> **Work instruction 1**
In the Boletus bainiugan text, which species is Boletus bainiugan said to be closely related to?
> **Work instruction 2**
Pick up the Boletus bainiugan text after its last sentence and carry it forward.

Boletus bainiugan

Scientific classification
- Domain: Eukaryota
- Kingdom: Fungi
- Division: Basidiomycota
- Class: Agaricomycetes
- Order: Boletales
- Family: Boletaceae
- Genus: Boletus
- Species: B. bainiugan
- Binomial name: Boletus bainiugan Dentinger 2013
- Synonyms: B. meiweiniuganjun Dentinger;

= Boletus bainiugan =

- Genus: Boletus
- Species: bainiugan
- Authority: Dentinger 2013
- Synonyms: B. meiweiniuganjun Dentinger

Species of fungus

Boletus bainiugan is a species of porcini-like fungus native to Henan, Sichuan and Yunnan Provinces in Central and Southwestern China, where it grows under Pinus yunnanensis, Pinus kesiya and Castanea mollissima. It is closely related to Boletus reticulatus.

> **Source material**
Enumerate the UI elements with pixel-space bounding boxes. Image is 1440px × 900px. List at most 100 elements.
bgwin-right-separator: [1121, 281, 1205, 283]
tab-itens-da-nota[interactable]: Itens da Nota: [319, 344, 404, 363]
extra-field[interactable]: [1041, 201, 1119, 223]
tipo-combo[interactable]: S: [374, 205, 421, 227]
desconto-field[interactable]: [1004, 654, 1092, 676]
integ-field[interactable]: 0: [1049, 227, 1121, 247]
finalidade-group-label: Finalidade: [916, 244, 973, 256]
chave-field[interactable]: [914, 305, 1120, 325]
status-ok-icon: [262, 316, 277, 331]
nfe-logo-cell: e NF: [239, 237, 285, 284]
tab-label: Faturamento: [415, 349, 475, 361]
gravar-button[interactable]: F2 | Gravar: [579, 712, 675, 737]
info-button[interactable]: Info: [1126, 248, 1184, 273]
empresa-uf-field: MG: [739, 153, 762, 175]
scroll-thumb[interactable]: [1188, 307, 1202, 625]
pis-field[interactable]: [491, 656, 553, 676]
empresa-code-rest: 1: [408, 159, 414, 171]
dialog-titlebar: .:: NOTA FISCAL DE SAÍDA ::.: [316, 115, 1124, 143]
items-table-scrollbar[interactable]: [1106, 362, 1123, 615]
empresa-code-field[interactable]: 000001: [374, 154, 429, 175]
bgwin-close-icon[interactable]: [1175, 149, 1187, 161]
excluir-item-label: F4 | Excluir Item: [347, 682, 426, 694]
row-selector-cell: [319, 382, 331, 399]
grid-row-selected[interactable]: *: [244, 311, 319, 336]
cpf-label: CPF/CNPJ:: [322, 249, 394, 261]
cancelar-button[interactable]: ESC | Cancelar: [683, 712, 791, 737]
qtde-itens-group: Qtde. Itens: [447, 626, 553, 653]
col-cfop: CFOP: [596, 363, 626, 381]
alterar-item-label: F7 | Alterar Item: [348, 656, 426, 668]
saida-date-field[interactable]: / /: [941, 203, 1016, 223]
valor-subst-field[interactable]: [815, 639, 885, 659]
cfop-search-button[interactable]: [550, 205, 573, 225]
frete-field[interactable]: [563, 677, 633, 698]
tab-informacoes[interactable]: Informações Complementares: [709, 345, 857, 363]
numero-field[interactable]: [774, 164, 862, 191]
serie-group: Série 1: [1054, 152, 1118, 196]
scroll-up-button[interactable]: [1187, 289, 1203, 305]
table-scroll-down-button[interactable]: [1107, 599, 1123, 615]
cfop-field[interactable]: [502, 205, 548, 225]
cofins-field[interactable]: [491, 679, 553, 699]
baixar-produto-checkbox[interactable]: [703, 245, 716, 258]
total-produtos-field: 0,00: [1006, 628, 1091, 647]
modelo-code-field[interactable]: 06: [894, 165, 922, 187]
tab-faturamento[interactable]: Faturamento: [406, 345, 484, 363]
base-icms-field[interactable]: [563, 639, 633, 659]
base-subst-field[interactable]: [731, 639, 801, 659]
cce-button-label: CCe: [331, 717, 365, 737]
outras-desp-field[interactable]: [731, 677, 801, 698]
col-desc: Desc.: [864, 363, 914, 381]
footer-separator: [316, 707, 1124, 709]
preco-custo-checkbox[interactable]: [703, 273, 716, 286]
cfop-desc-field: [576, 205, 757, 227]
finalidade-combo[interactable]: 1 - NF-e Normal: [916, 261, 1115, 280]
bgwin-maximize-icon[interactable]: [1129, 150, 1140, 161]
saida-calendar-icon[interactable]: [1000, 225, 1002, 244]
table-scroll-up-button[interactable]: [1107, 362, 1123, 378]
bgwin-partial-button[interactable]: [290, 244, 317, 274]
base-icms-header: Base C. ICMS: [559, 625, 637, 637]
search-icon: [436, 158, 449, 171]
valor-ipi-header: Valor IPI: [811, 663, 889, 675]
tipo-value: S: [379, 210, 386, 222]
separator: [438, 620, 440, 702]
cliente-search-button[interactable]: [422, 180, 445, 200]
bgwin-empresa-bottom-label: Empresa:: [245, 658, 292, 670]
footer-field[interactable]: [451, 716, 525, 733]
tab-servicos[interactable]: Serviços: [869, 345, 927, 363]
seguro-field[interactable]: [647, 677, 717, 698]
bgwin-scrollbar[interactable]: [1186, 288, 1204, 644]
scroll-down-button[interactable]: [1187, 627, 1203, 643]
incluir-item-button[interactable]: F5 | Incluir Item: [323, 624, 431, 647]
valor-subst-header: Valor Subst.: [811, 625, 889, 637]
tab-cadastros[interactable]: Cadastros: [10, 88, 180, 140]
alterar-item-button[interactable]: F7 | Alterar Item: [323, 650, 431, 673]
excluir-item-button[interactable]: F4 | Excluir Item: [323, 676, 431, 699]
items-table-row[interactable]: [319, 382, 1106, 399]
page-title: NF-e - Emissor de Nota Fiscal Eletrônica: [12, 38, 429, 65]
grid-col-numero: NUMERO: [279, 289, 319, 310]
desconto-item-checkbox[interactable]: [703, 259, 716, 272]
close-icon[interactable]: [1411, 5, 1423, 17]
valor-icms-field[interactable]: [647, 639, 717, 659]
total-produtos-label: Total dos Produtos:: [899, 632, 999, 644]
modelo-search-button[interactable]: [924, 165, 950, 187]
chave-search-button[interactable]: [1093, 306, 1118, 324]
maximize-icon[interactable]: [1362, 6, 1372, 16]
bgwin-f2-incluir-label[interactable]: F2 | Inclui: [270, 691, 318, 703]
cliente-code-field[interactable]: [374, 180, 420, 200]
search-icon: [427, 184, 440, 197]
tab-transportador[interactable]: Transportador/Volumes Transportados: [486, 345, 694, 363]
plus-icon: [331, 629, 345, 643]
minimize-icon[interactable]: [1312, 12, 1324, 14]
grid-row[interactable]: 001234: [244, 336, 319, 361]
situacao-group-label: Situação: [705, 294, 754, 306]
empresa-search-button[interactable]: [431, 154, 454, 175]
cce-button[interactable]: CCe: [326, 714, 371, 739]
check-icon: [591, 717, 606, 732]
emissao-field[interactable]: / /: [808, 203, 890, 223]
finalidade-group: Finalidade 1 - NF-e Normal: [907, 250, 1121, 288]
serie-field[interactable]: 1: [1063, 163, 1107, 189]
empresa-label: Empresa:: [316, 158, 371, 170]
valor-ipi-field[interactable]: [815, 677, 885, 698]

> **Expected output 1**
Boletus reticulatus

> **Expected output 2**
The epithet bainiugan is the Hanyu Pinyin transcription of the fungus's Mandarin name, 白牛肝 "white porcini". The other epithet meiweiniuganjun likewise is a transcription of 美味牛肝菌 "delicious porcini", a name originally used to translate the epithet of Boletus edulis.